Return every record exactly as written.

-- Start of LISTED ENTRIES --

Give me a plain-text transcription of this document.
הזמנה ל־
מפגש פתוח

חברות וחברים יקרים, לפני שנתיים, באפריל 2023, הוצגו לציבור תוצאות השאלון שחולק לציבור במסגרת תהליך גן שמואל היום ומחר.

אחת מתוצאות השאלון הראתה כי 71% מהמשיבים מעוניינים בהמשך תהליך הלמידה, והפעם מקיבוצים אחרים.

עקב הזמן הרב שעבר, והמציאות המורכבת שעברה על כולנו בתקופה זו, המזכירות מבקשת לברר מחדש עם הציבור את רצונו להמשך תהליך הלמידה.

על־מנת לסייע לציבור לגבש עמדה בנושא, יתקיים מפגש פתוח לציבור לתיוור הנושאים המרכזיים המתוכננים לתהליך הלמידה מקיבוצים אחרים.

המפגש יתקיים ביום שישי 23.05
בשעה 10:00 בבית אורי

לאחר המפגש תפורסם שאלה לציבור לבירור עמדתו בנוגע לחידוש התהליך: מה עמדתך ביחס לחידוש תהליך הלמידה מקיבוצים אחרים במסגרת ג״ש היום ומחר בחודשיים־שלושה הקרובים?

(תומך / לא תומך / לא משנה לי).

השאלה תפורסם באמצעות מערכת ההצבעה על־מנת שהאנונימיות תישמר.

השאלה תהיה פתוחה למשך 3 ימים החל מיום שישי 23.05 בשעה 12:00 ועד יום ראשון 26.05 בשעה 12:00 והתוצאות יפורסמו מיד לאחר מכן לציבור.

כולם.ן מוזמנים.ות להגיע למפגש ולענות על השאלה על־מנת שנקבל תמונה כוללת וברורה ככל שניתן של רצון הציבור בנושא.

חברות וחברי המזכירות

-- End of LISTED ENTRIES --

**OUTPUT**:
Give me a plain-text transcription of this document.
הזמנה ל־
מפגש פתוח

חברות וחברים יקרים, לפני שנתיים, באפריל 2023, הוצגו לציבור תוצאות השאלון שחולק לציבור במסגרת תהליך גן שמואל היום ומחר.

אחת מתוצאות השאלון הראתה כי 71% מהמשיבים מעוניינים בהמשך תהליך הלמידה, והפעם מקיבוצים אחרים.

עקב הזמן הרב שעבר, והמציאות המורכבת שעברה על כולנו בתקופה זו, המזכירות מבקשת לברר מחדש עם הציבור את רצונו להמשך תהליך הלמידה.

על־מנת לסייע לציבור לגבש עמדה בנושא, יתקיים מפגש פתוח לציבור לתיוור הנושאים המרכזיים המתוכננים לתהליך הלמידה מקיבוצים אחרים.

המפגש יתקיים ביום שישי 23.05
בשעה 10:00 בבית אורי

לאחר המפגש תפורסם שאלה לציבור לבירור עמדתו בנוגע לחידוש התהליך: מה עמדתך ביחס לחידוש תהליך הלמידה מקיבוצים אחרים במסגרת ג״ש היום ומחר בחודשיים־שלושה הקרובים?

(תומך / לא תומך / לא משנה לי).

השאלה תפורסם באמצעות מערכת ההצבעה על־מנת שהאנונימיות תישמר.

השאלה תהיה פתוחה למשך 3 ימים החל מיום שישי 23.05 בשעה 12:00 ועד יום ראשון 26.05 בשעה 12:00 והתוצאות יפורסמו מיד לאחר מכן לציבור.

כולם.ן מוזמנים.ות להגיע למפגש ולענות על השאלה על־מנת שנקבל תמונה כוללת וברורה ככל שניתן של רצון הציבור בנושא.

חברות וחברי המזכירות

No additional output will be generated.